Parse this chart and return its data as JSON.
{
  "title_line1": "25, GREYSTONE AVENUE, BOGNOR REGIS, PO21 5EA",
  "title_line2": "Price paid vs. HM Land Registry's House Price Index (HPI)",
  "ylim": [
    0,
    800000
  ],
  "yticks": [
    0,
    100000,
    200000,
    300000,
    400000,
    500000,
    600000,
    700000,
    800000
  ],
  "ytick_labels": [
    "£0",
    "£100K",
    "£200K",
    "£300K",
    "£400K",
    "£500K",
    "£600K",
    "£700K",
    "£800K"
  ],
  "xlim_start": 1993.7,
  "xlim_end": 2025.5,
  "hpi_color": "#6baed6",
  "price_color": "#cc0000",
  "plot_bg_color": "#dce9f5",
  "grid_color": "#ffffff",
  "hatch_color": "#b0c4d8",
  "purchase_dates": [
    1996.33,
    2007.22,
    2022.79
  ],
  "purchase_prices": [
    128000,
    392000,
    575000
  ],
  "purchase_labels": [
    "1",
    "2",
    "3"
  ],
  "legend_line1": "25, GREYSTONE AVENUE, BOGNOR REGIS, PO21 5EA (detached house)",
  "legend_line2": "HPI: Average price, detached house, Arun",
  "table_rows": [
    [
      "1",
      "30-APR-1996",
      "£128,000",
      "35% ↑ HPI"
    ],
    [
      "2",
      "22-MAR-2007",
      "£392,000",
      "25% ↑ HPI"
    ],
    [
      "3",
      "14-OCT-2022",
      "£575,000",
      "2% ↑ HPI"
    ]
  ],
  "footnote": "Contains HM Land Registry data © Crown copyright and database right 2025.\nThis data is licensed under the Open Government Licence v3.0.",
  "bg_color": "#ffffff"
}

-=-=-

→ **STATED EXERCISE**
Transcribe the material above in its entirety. Match it exactly.

→ **COMPLETE OUTPUT**
Parse this chart and return its data as JSON.
{
  "title_line1": "25, GREYSTONE AVENUE, BOGNOR REGIS, PO21 5EA",
  "title_line2": "Price paid vs. HM Land Registry's House Price Index (HPI)",
  "ylim": [
    0,
    800000
  ],
  "yticks": [
    0,
    100000,
    200000,
    300000,
    400000,
    500000,
    600000,
    700000,
    800000
  ],
  "ytick_labels": [
    "£0",
    "£100K",
    "£200K",
    "£300K",
    "£400K",
    "£500K",
    "£600K",
    "£700K",
    "£800K"
  ],
  "xlim_start": 1993.7,
  "xlim_end": 2025.5,
  "hpi_color": "#6baed6",
  "price_color": "#cc0000",
  "plot_bg_color": "#dce9f5",
  "grid_color": "#ffffff",
  "hatch_color": "#b0c4d8",
  "purchase_dates": [
    1996.33,
    2007.22,
    2022.79
  ],
  "purchase_prices": [
    128000,
    392000,
    575000
  ],
  "purchase_labels": [
    "1",
    "2",
    "3"
  ],
  "legend_line1": "25, GREYSTONE AVENUE, BOGNOR REGIS, PO21 5EA (detached house)",
  "legend_line2": "HPI: Average price, detached house, Arun",
  "table_rows": [
    [
      "1",
      "30-APR-1996",
      "£128,000",
      "35% ↑ HPI"
    ],
    [
      "2",
      "22-MAR-2007",
      "£392,000",
      "25% ↑ HPI"
    ],
    [
      "3",
      "14-OCT-2022",
      "£575,000",
      "2% ↑ HPI"
    ]
  ],
  "footnote": "Contains HM Land Registry data © Crown copyright and database right 2025.\nThis data is licensed under the Open Government Licence v3.0.",
  "bg_color": "#ffffff"
}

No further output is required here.